Task brief
Find every line in the records below that holds the word "مسعود" and copy it.

Stored records:

==============================

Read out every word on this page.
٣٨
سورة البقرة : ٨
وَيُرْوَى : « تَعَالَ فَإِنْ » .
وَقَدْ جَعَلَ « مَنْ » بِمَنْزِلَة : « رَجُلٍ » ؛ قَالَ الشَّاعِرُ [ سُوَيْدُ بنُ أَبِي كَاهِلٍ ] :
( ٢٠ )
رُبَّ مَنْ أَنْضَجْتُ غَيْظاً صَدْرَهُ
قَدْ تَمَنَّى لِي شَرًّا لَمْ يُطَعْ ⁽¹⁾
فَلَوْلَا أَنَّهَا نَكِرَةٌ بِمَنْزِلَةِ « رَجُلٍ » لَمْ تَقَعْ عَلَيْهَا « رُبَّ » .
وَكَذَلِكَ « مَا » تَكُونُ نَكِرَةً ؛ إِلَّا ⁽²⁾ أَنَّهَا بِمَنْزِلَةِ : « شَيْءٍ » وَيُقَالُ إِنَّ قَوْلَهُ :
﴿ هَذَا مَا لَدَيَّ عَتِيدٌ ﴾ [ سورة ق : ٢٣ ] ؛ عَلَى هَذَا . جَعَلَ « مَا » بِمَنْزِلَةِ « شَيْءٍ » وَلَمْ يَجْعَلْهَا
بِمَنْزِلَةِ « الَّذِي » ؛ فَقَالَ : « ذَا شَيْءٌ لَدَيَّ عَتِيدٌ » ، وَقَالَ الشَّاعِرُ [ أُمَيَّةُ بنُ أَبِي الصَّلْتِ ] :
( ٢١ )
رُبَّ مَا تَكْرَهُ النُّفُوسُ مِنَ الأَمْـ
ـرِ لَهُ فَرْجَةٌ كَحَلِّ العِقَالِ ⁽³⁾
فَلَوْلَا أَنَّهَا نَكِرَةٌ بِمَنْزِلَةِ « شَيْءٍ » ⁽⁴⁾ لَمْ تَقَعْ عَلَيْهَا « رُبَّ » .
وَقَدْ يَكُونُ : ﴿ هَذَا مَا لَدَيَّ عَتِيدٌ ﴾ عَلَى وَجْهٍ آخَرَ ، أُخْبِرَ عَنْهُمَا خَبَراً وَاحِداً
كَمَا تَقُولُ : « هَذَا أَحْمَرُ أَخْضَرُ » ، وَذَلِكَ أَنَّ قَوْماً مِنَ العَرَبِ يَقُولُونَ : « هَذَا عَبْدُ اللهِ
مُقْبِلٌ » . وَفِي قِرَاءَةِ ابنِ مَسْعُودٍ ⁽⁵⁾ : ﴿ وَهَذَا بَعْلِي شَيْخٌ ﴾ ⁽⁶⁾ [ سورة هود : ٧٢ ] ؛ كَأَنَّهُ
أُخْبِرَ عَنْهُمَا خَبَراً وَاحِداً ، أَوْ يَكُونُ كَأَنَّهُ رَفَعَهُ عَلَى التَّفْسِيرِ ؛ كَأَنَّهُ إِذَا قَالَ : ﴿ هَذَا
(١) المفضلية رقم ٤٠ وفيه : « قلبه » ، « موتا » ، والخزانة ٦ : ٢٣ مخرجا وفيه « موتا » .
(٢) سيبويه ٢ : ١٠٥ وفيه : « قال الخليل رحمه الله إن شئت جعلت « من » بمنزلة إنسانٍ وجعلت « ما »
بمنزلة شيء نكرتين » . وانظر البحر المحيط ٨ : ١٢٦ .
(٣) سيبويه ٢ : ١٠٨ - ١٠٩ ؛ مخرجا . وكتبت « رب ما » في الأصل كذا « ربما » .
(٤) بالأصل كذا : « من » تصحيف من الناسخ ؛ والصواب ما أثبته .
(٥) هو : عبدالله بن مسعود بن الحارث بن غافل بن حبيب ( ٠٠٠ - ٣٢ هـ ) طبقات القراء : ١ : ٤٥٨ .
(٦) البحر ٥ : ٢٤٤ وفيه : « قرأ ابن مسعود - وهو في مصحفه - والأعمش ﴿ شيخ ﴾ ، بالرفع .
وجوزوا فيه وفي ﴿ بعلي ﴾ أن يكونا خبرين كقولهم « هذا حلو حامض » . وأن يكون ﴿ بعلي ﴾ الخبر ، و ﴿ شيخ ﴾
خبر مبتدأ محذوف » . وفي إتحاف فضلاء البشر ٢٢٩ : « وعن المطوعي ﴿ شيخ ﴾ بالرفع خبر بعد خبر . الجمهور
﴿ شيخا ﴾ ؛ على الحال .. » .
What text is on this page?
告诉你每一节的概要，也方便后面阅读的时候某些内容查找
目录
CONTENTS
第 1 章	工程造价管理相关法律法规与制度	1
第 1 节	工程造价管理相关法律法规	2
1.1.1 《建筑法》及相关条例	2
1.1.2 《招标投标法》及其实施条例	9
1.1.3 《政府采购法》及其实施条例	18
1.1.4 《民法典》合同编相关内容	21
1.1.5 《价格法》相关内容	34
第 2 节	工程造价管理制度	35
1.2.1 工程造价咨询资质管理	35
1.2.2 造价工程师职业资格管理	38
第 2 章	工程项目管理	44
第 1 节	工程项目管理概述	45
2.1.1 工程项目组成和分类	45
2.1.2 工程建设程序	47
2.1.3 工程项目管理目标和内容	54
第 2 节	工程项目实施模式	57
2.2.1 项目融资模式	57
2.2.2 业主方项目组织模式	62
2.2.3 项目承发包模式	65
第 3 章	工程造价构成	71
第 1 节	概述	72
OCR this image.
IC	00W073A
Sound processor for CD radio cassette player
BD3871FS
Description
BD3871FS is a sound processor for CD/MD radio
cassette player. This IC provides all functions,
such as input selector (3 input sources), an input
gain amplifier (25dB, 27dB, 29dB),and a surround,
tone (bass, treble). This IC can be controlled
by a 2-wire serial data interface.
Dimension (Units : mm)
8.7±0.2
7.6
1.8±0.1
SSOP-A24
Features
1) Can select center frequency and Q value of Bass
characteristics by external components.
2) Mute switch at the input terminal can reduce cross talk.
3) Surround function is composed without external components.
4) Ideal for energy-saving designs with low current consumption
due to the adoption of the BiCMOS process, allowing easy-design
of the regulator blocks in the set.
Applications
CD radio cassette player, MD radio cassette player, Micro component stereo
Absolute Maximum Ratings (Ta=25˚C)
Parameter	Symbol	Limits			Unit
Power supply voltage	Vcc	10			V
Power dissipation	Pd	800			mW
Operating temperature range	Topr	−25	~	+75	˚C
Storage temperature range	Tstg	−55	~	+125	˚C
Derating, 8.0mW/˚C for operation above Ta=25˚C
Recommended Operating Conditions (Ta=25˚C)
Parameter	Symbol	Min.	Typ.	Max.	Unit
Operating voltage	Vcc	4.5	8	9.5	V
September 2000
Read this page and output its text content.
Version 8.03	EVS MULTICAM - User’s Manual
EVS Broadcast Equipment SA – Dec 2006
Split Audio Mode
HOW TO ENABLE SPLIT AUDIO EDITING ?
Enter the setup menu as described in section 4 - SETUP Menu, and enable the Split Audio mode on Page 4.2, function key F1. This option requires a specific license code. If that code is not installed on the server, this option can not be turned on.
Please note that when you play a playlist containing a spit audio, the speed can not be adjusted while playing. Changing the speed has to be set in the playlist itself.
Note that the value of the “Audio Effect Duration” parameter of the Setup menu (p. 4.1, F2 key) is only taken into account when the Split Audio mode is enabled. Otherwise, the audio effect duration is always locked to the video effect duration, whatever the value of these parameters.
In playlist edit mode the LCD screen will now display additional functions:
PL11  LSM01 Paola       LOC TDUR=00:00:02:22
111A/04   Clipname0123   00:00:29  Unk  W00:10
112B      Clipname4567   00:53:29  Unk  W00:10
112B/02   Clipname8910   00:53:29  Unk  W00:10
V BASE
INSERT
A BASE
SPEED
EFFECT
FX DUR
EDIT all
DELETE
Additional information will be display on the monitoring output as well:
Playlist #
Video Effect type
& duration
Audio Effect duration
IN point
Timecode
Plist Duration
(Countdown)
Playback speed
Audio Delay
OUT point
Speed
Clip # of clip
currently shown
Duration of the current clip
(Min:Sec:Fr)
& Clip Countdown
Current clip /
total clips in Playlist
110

==============================

Output for this task
(٥) هو : عبدالله بن مسعود بن الحارث بن غافل بن حبيب ( ٠٠٠ - ٣٢ هـ ) طبقات القراء : ١ : ٤٥٨ .
(٦) البحر ٥ : ٢٤٤ وفيه : « قرأ ابن مسعود - وهو في مصحفه - والأعمش ﴿ شيخ ﴾ ، بالرفع .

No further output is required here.